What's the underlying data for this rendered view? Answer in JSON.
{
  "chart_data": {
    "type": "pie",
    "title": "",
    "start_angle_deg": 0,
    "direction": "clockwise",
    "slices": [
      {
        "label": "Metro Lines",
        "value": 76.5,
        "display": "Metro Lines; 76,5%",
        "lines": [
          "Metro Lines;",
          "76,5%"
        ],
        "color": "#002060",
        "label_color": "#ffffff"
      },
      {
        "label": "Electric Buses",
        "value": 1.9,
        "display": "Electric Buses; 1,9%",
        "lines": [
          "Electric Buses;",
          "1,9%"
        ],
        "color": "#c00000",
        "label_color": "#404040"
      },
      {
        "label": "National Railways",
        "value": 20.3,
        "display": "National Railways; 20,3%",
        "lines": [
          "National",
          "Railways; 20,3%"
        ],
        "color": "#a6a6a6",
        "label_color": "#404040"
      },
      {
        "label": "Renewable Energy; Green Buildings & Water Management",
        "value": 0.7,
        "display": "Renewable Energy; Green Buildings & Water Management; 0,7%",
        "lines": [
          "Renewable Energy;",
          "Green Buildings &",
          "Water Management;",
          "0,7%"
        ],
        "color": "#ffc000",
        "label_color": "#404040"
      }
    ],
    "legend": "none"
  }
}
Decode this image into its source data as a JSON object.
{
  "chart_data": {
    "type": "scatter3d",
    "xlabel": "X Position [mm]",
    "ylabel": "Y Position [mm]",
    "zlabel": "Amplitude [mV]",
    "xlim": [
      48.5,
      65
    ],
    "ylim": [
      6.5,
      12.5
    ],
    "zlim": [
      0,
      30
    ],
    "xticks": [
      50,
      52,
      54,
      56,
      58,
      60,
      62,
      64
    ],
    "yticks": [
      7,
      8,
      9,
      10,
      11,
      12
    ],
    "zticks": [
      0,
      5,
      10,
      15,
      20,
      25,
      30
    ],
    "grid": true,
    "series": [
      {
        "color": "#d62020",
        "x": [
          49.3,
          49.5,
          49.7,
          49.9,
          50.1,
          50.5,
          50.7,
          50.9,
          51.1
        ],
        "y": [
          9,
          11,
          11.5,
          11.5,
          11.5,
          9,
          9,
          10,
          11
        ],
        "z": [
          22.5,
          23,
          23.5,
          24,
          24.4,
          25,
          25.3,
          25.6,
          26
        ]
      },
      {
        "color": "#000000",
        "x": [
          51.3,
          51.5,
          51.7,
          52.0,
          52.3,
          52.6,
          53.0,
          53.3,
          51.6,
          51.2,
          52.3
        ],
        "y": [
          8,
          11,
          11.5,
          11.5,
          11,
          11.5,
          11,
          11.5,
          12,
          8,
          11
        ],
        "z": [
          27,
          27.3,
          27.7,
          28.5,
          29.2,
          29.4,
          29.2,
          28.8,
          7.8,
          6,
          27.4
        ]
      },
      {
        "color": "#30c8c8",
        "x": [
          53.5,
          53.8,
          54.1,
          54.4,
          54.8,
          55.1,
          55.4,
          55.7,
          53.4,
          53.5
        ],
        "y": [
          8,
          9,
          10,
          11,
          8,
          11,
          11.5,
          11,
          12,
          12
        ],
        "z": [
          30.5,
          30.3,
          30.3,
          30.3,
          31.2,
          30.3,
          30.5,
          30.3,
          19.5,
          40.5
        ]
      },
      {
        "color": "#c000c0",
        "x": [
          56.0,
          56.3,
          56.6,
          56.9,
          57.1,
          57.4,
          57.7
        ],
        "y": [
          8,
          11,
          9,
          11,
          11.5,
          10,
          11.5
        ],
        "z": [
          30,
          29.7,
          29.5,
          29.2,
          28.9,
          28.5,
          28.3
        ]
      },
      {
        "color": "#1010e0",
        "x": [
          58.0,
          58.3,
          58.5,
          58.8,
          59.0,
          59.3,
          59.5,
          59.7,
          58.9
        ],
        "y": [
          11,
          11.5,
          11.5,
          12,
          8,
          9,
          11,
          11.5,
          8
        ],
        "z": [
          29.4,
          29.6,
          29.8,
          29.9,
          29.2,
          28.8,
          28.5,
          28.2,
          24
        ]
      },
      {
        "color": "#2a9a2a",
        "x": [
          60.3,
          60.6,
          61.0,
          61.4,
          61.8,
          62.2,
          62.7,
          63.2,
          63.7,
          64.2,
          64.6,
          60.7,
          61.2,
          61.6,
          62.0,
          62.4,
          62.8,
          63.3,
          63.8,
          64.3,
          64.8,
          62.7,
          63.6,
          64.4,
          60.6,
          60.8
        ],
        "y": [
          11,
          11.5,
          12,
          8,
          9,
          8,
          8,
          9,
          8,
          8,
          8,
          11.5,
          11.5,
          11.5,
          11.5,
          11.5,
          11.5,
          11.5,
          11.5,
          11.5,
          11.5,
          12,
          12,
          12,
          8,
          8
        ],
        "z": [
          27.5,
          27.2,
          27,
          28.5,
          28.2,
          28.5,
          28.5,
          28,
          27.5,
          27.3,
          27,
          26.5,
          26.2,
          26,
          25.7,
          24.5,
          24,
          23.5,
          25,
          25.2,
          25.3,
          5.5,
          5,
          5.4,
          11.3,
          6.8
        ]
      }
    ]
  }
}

→ Challenge
Check the data for the word "Management" and pull out the lines that have it.

→ Worked answer
        "label": "Renewable Energy; Green Buildings & Water Management",
        "display": "Renewable Energy; Green Buildings & Water Management; 0,7%",
          "Water Management;",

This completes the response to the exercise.